§ TASK PROMPT
Pull each line containing "Salinity" out of the data and copy it.

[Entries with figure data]
--

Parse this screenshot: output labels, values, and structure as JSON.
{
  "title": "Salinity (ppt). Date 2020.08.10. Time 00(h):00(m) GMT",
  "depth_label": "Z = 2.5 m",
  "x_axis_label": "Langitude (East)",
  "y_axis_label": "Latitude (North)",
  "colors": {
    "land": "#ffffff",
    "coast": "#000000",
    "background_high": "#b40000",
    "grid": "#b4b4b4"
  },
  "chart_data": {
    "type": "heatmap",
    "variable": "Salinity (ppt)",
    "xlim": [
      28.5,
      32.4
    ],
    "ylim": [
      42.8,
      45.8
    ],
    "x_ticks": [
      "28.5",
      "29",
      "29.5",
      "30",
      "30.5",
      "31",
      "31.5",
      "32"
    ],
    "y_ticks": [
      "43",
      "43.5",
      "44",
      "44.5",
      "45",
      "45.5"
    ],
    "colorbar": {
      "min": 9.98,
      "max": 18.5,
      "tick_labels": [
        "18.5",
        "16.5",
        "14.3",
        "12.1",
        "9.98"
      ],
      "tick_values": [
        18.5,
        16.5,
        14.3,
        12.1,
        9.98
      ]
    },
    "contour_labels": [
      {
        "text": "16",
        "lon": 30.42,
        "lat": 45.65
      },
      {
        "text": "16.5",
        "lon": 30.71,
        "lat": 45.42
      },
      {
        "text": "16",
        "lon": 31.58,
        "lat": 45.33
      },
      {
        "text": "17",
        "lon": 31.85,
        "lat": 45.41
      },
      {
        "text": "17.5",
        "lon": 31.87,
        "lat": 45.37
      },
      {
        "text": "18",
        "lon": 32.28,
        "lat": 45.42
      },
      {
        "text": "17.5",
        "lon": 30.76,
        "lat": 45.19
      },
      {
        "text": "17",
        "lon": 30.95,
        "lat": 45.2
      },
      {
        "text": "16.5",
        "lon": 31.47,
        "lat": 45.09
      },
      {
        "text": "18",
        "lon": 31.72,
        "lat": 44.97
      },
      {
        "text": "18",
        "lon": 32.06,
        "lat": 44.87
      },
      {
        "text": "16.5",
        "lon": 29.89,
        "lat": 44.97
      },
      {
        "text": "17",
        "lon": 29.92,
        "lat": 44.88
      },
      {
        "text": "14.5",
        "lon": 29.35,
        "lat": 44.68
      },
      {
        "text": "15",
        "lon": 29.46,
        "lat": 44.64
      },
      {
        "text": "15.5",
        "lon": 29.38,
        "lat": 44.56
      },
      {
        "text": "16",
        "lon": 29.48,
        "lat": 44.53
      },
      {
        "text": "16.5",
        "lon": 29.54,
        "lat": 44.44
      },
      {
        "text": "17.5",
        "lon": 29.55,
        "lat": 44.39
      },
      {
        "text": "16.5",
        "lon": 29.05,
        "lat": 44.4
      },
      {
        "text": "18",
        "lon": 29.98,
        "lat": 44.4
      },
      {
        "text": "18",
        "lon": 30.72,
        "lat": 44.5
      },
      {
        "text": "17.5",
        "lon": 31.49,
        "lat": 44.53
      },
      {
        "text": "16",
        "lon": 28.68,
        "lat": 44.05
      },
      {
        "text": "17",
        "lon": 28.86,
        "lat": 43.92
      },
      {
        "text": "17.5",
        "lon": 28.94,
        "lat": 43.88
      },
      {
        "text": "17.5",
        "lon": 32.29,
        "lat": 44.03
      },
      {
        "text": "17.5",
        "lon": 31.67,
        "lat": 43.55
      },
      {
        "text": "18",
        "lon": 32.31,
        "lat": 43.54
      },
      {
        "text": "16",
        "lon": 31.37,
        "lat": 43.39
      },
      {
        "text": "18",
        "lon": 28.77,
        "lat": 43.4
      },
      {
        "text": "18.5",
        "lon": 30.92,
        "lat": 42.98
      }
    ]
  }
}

--

§ TASK RESULT
  "title": "Salinity (ppt). Date 2020.08.10. Time 00(h):00(m) GMT",
    "variable": "Salinity (ppt)",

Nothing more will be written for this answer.